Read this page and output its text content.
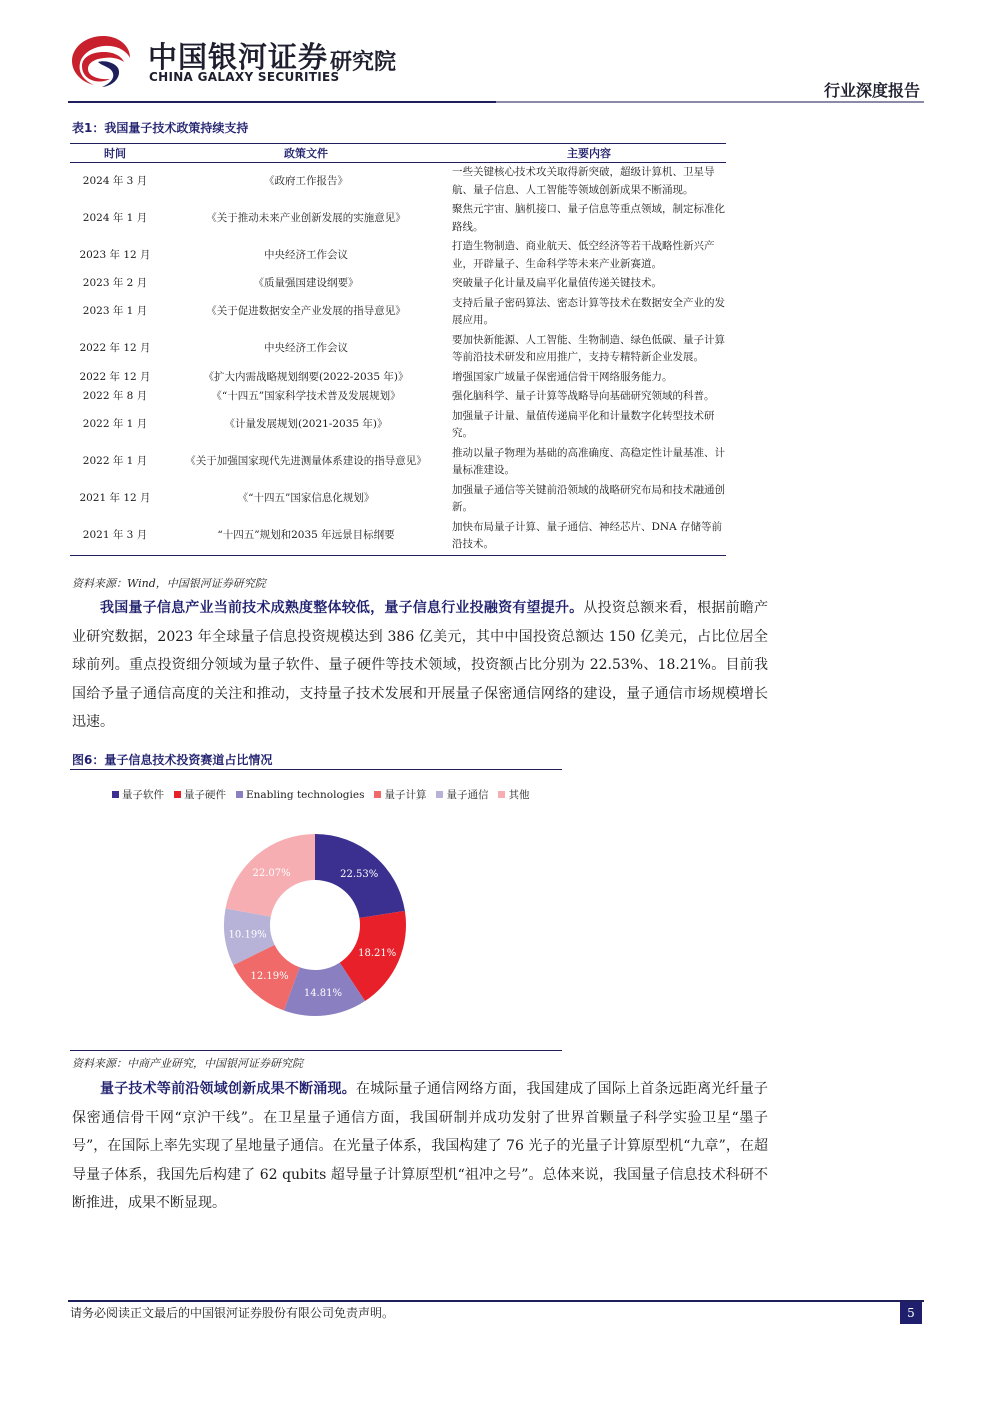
中国银河证券
CHINA GALAXY SECURITIES
研究院
行业深度报告
表1：我国量子技术政策持续支持
时间	政策文件	主要内容
2024 年 3 月	《政府工作报告》	一些关键核心技术攻关取得新突破，超级计算机、卫星导航、量子信息、人工智能等领域创新成果不断涌现。
2024 年 1 月	《关于推动未来产业创新发展的实施意见》	聚焦元宇宙、脑机接口、量子信息等重点领域，制定标准化路线。
2023 年 12 月	中央经济工作会议	打造生物制造、商业航天、低空经济等若干战略性新兴产业，开辟量子、生命科学等未来产业新赛道。
2023 年 2 月	《质量强国建设纲要》	突破量子化计量及扁平化量值传递关键技术。
2023 年 1 月	《关于促进数据安全产业发展的指导意见》	支持后量子密码算法、密态计算等技术在数据安全产业的发展应用。
2022 年 12 月	中央经济工作会议	要加快新能源、人工智能、生物制造、绿色低碳、量子计算等前沿技术研发和应用推广，支持专精特新企业发展。
2022 年 12 月	《扩大内需战略规划纲要(2022-2035 年)》	增强国家广域量子保密通信骨干网络服务能力。
2022 年 8 月	《“十四五”国家科学技术普及发展规划》	强化脑科学、量子计算等战略导向基础研究领域的科普。
2022 年 1 月	《计量发展规划(2021-2035 年)》	加强量子计量、量值传递扁平化和计量数字化转型技术研究。
2022 年 1 月	《关于加强国家现代先进测量体系建设的指导意见》	推动以量子物理为基础的高准确度、高稳定性计量基准、计量标准建设。
2021 年 12 月	《“十四五”国家信息化规划》	加强量子通信等关键前沿领域的战略研究布局和技术融通创新。
2021 年 3 月	“十四五”规划和2035 年远景目标纲要	加快布局量子计算、量子通信、神经芯片、DNA 存储等前沿技术。
资料来源：Wind，中国银河证券研究院
我国量子信息产业当前技术成熟度整体较低，量子信息行业投融资有望提升。从投资总额来看，根据前瞻产业研究数据，2023 年全球量子信息投资规模达到 386 亿美元，其中中国投资总额达 150 亿美元，占比位居全球前列。重点投资细分领域为量子软件、量子硬件等技术领域，投资额占比分别为 22.53%、18.21%。目前我国给予量子通信高度的关注和推动，支持量子技术发展和开展量子保密通信网络的建设，量子通信市场规模增长迅速。
图6：量子信息技术投资赛道占比情况
量子软件 量子硬件 Enabling technologies 量子计算 量子通信 其他
22.53%
18.21%
14.81%
12.19%
10.19%
22.07%
资料来源：中商产业研究，中国银河证券研究院
量子技术等前沿领域创新成果不断涌现。在城际量子通信网络方面，我国建成了国际上首条远距离光纤量子保密通信骨干网“京沪干线”。在卫星量子通信方面，我国研制并成功发射了世界首颗量子科学实验卫星“墨子号”，在国际上率先实现了星地量子通信。在光量子体系，我国构建了 76 光子的光量子计算原型机“九章”，在超导量子体系，我国先后构建了 62 qubits 超导量子计算原型机“祖冲之号”。总体来说，我国量子信息技术科研不断推进，成果不断显现。
请务必阅读正文最后的中国银河证券股份有限公司免责声明。	5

--- --- ---

What is needed: Pictures don't belong in the copy. Transcribe every record exactly as it appears.

The result:
Read this page and output its text content.
中国银河证券
CHINA GALAXY SECURITIES
研究院
行业深度报告
表1：我国量子技术政策持续支持
时间	政策文件	主要内容
2024 年 3 月	《政府工作报告》	一些关键核心技术攻关取得新突破，超级计算机、卫星导航、量子信息、人工智能等领域创新成果不断涌现。
2024 年 1 月	《关于推动未来产业创新发展的实施意见》	聚焦元宇宙、脑机接口、量子信息等重点领域，制定标准化路线。
2023 年 12 月	中央经济工作会议	打造生物制造、商业航天、低空经济等若干战略性新兴产业，开辟量子、生命科学等未来产业新赛道。
2023 年 2 月	《质量强国建设纲要》	突破量子化计量及扁平化量值传递关键技术。
2023 年 1 月	《关于促进数据安全产业发展的指导意见》	支持后量子密码算法、密态计算等技术在数据安全产业的发展应用。
2022 年 12 月	中央经济工作会议	要加快新能源、人工智能、生物制造、绿色低碳、量子计算等前沿技术研发和应用推广，支持专精特新企业发展。
2022 年 12 月	《扩大内需战略规划纲要(2022-2035 年)》	增强国家广域量子保密通信骨干网络服务能力。
2022 年 8 月	《“十四五”国家科学技术普及发展规划》	强化脑科学、量子计算等战略导向基础研究领域的科普。
2022 年 1 月	《计量发展规划(2021-2035 年)》	加强量子计量、量值传递扁平化和计量数字化转型技术研究。
2022 年 1 月	《关于加强国家现代先进测量体系建设的指导意见》	推动以量子物理为基础的高准确度、高稳定性计量基准、计量标准建设。
2021 年 12 月	《“十四五”国家信息化规划》	加强量子通信等关键前沿领域的战略研究布局和技术融通创新。
2021 年 3 月	“十四五”规划和2035 年远景目标纲要	加快布局量子计算、量子通信、神经芯片、DNA 存储等前沿技术。
资料来源：Wind，中国银河证券研究院
我国量子信息产业当前技术成熟度整体较低，量子信息行业投融资有望提升。从投资总额来看，根据前瞻产业研究数据，2023 年全球量子信息投资规模达到 386 亿美元，其中中国投资总额达 150 亿美元，占比位居全球前列。重点投资细分领域为量子软件、量子硬件等技术领域，投资额占比分别为 22.53%、18.21%。目前我国给予量子通信高度的关注和推动，支持量子技术发展和开展量子保密通信网络的建设，量子通信市场规模增长迅速。
图6：量子信息技术投资赛道占比情况
量子软件 量子硬件 Enabling technologies 量子计算 量子通信 其他
22.53%
18.21%
14.81%
12.19%
10.19%
22.07%
资料来源：中商产业研究，中国银河证券研究院
量子技术等前沿领域创新成果不断涌现。在城际量子通信网络方面，我国建成了国际上首条远距离光纤量子保密通信骨干网“京沪干线”。在卫星量子通信方面，我国研制并成功发射了世界首颗量子科学实验卫星“墨子号”，在国际上率先实现了星地量子通信。在光量子体系，我国构建了 76 光子的光量子计算原型机“九章”，在超导量子体系，我国先后构建了 62 qubits 超导量子计算原型机“祖冲之号”。总体来说，我国量子信息技术科研不断推进，成果不断显现。
请务必阅读正文最后的中国银河证券股份有限公司免责声明。	5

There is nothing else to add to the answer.